[Given problem] Copy every line of the following data that includes the string "title".

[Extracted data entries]
——————

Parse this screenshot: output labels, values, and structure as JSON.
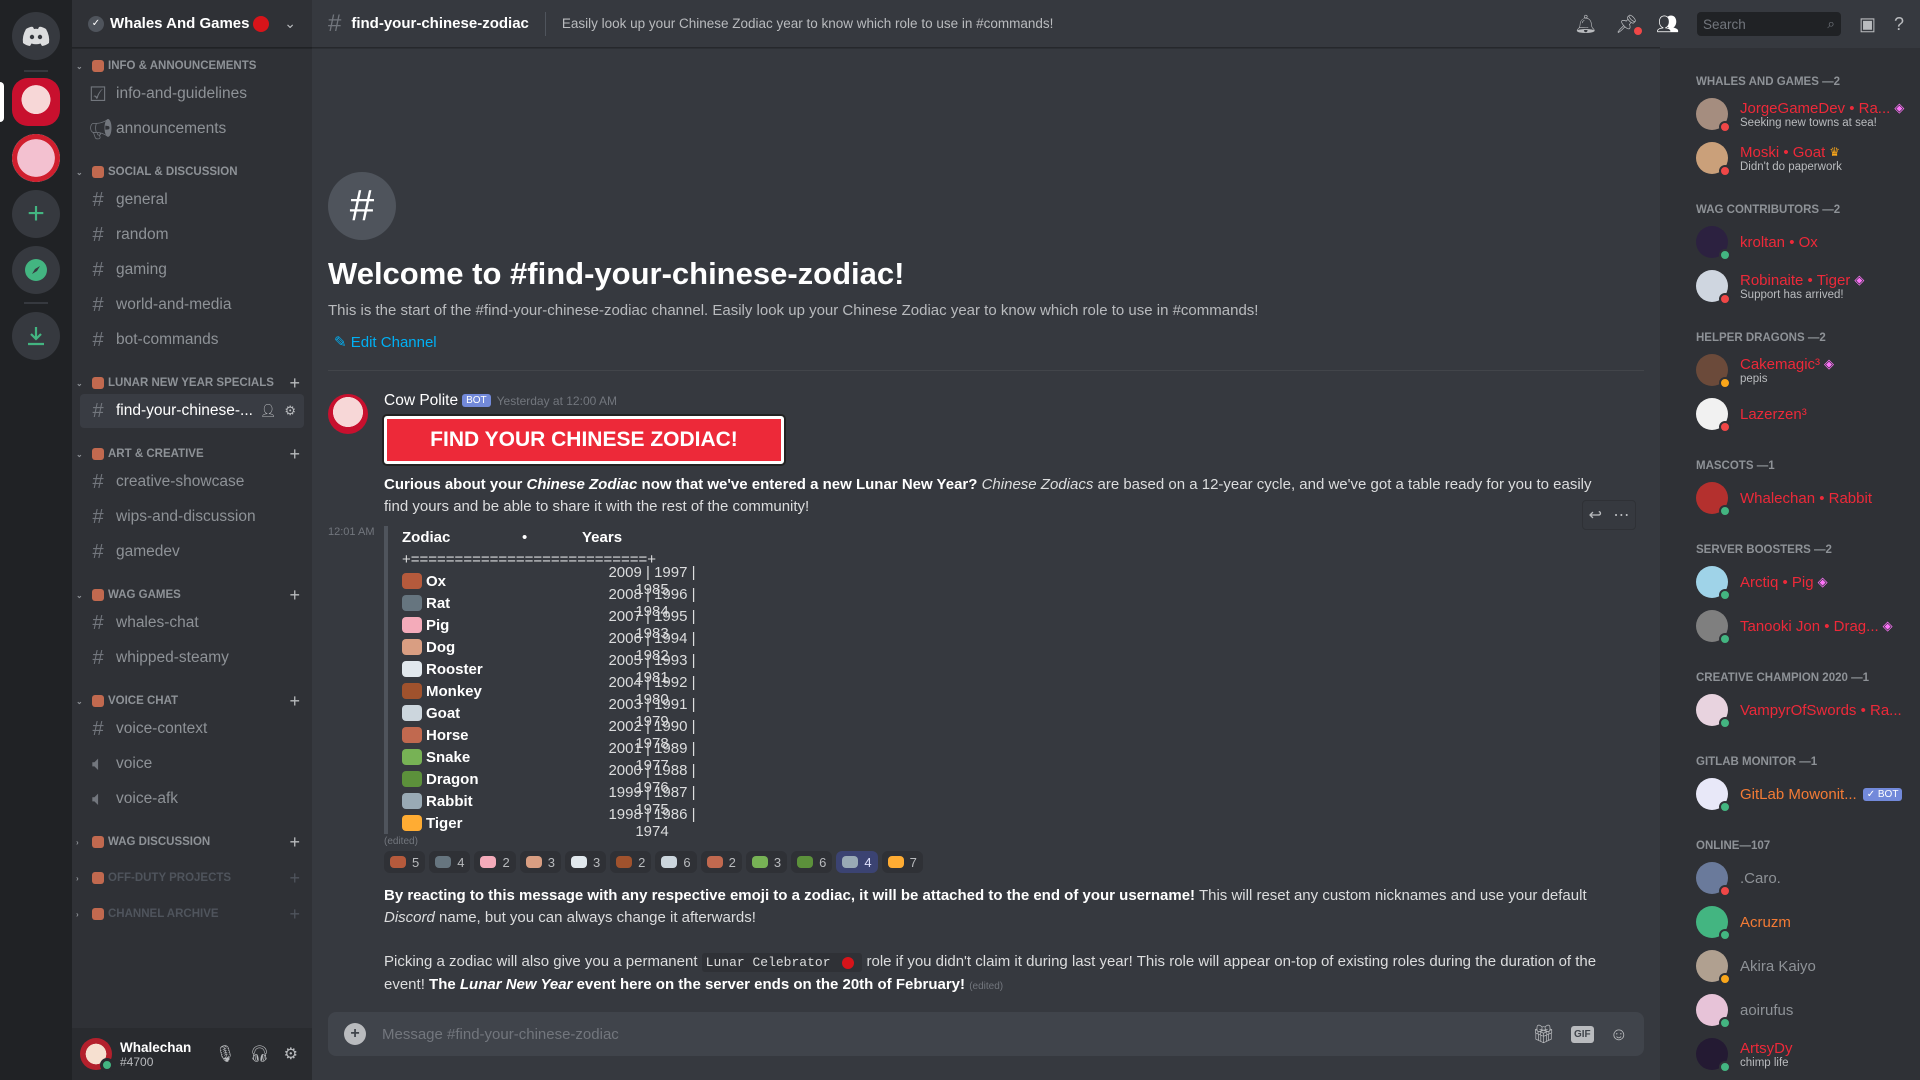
{
  "server": {
    "name": "Whales And Games"
  },
  "sidebar": {
    "categories": [
      {
        "name": "INFO & ANNOUNCEMENTS",
        "collapsed": false,
        "channels": [
          {
            "name": "info-and-guidelines",
            "icon": "rules-icon"
          },
          {
            "name": "announcements",
            "icon": "megaphone-icon"
          }
        ]
      },
      {
        "name": "SOCIAL & DISCUSSION",
        "collapsed": false,
        "channels": [
          {
            "name": "general",
            "icon": "hash-icon"
          },
          {
            "name": "random",
            "icon": "hash-icon"
          },
          {
            "name": "gaming",
            "icon": "hash-icon"
          },
          {
            "name": "world-and-media",
            "icon": "hash-icon"
          },
          {
            "name": "bot-commands",
            "icon": "hash-icon"
          }
        ]
      },
      {
        "name": "LUNAR NEW YEAR SPECIALS",
        "collapsed": false,
        "channels": [
          {
            "name": "find-your-chinese-...",
            "icon": "hash-icon",
            "active": true
          }
        ]
      },
      {
        "name": "ART & CREATIVE",
        "collapsed": false,
        "channels": [
          {
            "name": "creative-showcase",
            "icon": "hash-icon"
          },
          {
            "name": "wips-and-discussion",
            "icon": "hash-icon"
          },
          {
            "name": "gamedev",
            "icon": "hash-icon"
          }
        ]
      },
      {
        "name": "WAG GAMES",
        "collapsed": false,
        "channels": [
          {
            "name": "whales-chat",
            "icon": "hash-icon"
          },
          {
            "name": "whipped-steamy",
            "icon": "nsfw-hash-icon"
          }
        ]
      },
      {
        "name": "VOICE CHAT",
        "collapsed": false,
        "channels": [
          {
            "name": "voice-context",
            "icon": "hash-icon"
          },
          {
            "name": "voice",
            "icon": "speaker-icon"
          },
          {
            "name": "voice-afk",
            "icon": "speaker-icon"
          }
        ]
      },
      {
        "name": "WAG DISCUSSION",
        "collapsed": true,
        "channels": []
      },
      {
        "name": "OFF-DUTY PROJECTS",
        "collapsed": true,
        "dim": true,
        "channels": []
      },
      {
        "name": "CHANNEL ARCHIVE",
        "collapsed": true,
        "dim": true,
        "channels": []
      }
    ]
  },
  "user": {
    "name": "Whalechan",
    "tag": "#4700",
    "status": "online"
  },
  "header": {
    "channel": "find-your-chinese-zodiac",
    "topic": "Easily look up your Chinese Zodiac year to know which role to use in #commands!",
    "search_placeholder": "Search"
  },
  "welcome": {
    "title": "Welcome to #find-your-chinese-zodiac!",
    "desc": "This is the start of the #find-your-chinese-zodiac channel. Easily look up your Chinese Zodiac year to know which role to use in #commands!",
    "edit": "Edit Channel"
  },
  "message": {
    "author": "Cow Polite",
    "badge": "BOT",
    "timestamp": "Yesterday at 12:00 AM",
    "banner": "FIND YOUR CHINESE ZODIAC!",
    "intro_bold1": "Curious about your ",
    "intro_it1": "Chinese Zodiac",
    "intro_bold2": " now that we've entered a new Lunar New Year?",
    "intro_it2": " Chinese Zodiacs",
    "intro_rest": " are based on a 12-year cycle, and we've got a table ready for you to easily find yours and be able to share it with the rest of the community!",
    "side_ts": "12:01 AM",
    "table_head": {
      "zodiac": "Zodiac",
      "dot": "•",
      "years": "Years"
    },
    "table_rule": "+===========================+",
    "table": [
      {
        "name": "Ox",
        "years": "2009 | 1997 | 1985",
        "color": "#b55a3c"
      },
      {
        "name": "Rat",
        "years": "2008 | 1996 | 1984",
        "color": "#66757f"
      },
      {
        "name": "Pig",
        "years": "2007 | 1995 | 1983",
        "color": "#f4abba"
      },
      {
        "name": "Dog",
        "years": "2006 | 1994 | 1982",
        "color": "#d99e82"
      },
      {
        "name": "Rooster",
        "years": "2005 | 1993 | 1981",
        "color": "#e1e8ed"
      },
      {
        "name": "Monkey",
        "years": "2004 | 1992 | 1980",
        "color": "#a0522d"
      },
      {
        "name": "Goat",
        "years": "2003 | 1991 | 1979",
        "color": "#ccd6dd"
      },
      {
        "name": "Horse",
        "years": "2002 | 1990 | 1978",
        "color": "#c1694f"
      },
      {
        "name": "Snake",
        "years": "2001 | 1989 | 1977",
        "color": "#77b255"
      },
      {
        "name": "Dragon",
        "years": "2000 | 1988 | 1976",
        "color": "#5c913b"
      },
      {
        "name": "Rabbit",
        "years": "1999 | 1987 | 1975",
        "color": "#99aab5"
      },
      {
        "name": "Tiger",
        "years": "1998 | 1986 | 1974",
        "color": "#ffac33"
      }
    ],
    "edited": "(edited)",
    "reactions": [
      {
        "emoji": "ox",
        "count": "5",
        "color": "#b55a3c"
      },
      {
        "emoji": "rat",
        "count": "4",
        "color": "#66757f"
      },
      {
        "emoji": "pig",
        "count": "2",
        "color": "#f4abba"
      },
      {
        "emoji": "dog",
        "count": "3",
        "color": "#d99e82"
      },
      {
        "emoji": "rooster",
        "count": "3",
        "color": "#e1e8ed"
      },
      {
        "emoji": "monkey",
        "count": "2",
        "color": "#a0522d"
      },
      {
        "emoji": "goat",
        "count": "6",
        "color": "#ccd6dd"
      },
      {
        "emoji": "horse",
        "count": "2",
        "color": "#c1694f"
      },
      {
        "emoji": "snake",
        "count": "3",
        "color": "#77b255"
      },
      {
        "emoji": "dragon",
        "count": "6",
        "color": "#5c913b"
      },
      {
        "emoji": "rabbit",
        "count": "4",
        "color": "#99aab5",
        "me": true
      },
      {
        "emoji": "tiger",
        "count": "7",
        "color": "#ffac33"
      }
    ],
    "p2_bold": "By reacting to this message with any respective emoji to a zodiac, it will be attached to the end of your username!",
    "p2_rest1": " This will reset any custom nicknames and use your default ",
    "p2_it": "Discord",
    "p2_rest2": " name, but you can always change it afterwards!",
    "p3_a": "Picking a zodiac will also give you a permanent ",
    "p3_code": "Lunar Celebrator",
    "p3_b": " role if you didn't claim it during last year! This role will appear on-top of existing roles during the duration of the event! ",
    "p3_bold1": "The ",
    "p3_boldit": "Lunar New Year",
    "p3_bold2": " event here on the server ends on the 20th of February!",
    "p3_edited": "(edited)"
  },
  "composer": {
    "placeholder": "Message #find-your-chinese-zodiac",
    "gif": "GIF"
  },
  "members": {
    "groups": [
      {
        "title": "WHALES AND GAMES —2",
        "members": [
          {
            "name": "JorgeGameDev • Ra...",
            "sub": "Seeking new towns at sea!",
            "status": "dnd",
            "color": "red",
            "boost": true
          },
          {
            "name": "Moski • Goat",
            "sub": "Didn't do paperwork",
            "status": "dnd",
            "color": "red",
            "owner": true
          }
        ]
      },
      {
        "title": "WAG CONTRIBUTORS —2",
        "members": [
          {
            "name": "kroltan • Ox",
            "sub": "",
            "status": "on",
            "color": "red"
          },
          {
            "name": "Robinaite • Tiger",
            "sub": "Support has arrived!",
            "status": "dnd",
            "color": "red",
            "boost": true
          }
        ]
      },
      {
        "title": "HELPER DRAGONS —2",
        "members": [
          {
            "name": "Cakemagic³",
            "sub": "pepis",
            "status": "idle",
            "color": "red",
            "boost": true
          },
          {
            "name": "Lazerzen³",
            "sub": "",
            "status": "dnd",
            "color": "red"
          }
        ]
      },
      {
        "title": "MASCOTS —1",
        "members": [
          {
            "name": "Whalechan • Rabbit",
            "sub": "",
            "status": "on",
            "color": "red"
          }
        ]
      },
      {
        "title": "SERVER BOOSTERS —2",
        "members": [
          {
            "name": "Arctiq • Pig",
            "sub": "",
            "status": "on",
            "color": "red",
            "boost": true
          },
          {
            "name": "Tanooki Jon • Drag...",
            "sub": "",
            "status": "on",
            "color": "red",
            "boost": true
          }
        ]
      },
      {
        "title": "CREATIVE CHAMPION 2020 —1",
        "members": [
          {
            "name": "VampyrOfSwords • Ra...",
            "sub": "",
            "status": "on",
            "color": "red"
          }
        ]
      },
      {
        "title": "GITLAB MONITOR —1",
        "members": [
          {
            "name": "GitLab Mowonit...",
            "sub": "",
            "status": "on",
            "color": "orange",
            "bot": "✓ BOT"
          }
        ]
      },
      {
        "title": "ONLINE—107",
        "members": [
          {
            "name": ".Caro.",
            "sub": "",
            "status": "dnd",
            "color": "grey"
          },
          {
            "name": "Acruzm",
            "sub": "",
            "status": "on",
            "color": "orange"
          },
          {
            "name": "Akira Kaiyo",
            "sub": "",
            "status": "idle",
            "color": "grey"
          },
          {
            "name": "aoirufus",
            "sub": "",
            "status": "on",
            "color": "grey"
          },
          {
            "name": "ArtsyDy",
            "sub": "chimp life",
            "status": "on",
            "color": "red"
          }
        ]
      }
    ]
  },
  "colors": {
    "accent": "#7289da",
    "online": "#43b581",
    "dnd": "#f04747",
    "idle": "#faa61a",
    "link": "#00b0f4",
    "role_red": "#ed2939"
  }
}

——————

[Result of the exercise]
    "title": "Welcome to #find-your-chinese-zodiac!",
        "title": "WHALES AND GAMES —2",
        "title": "WAG CONTRIBUTORS —2",
        "title": "HELPER DRAGONS —2",
        "title": "MASCOTS —1",
        "title": "SERVER BOOSTERS —2",
        "title": "CREATIVE CHAMPION 2020 —1",
        "title": "GITLAB MONITOR —1",
        "title": "ONLINE—107",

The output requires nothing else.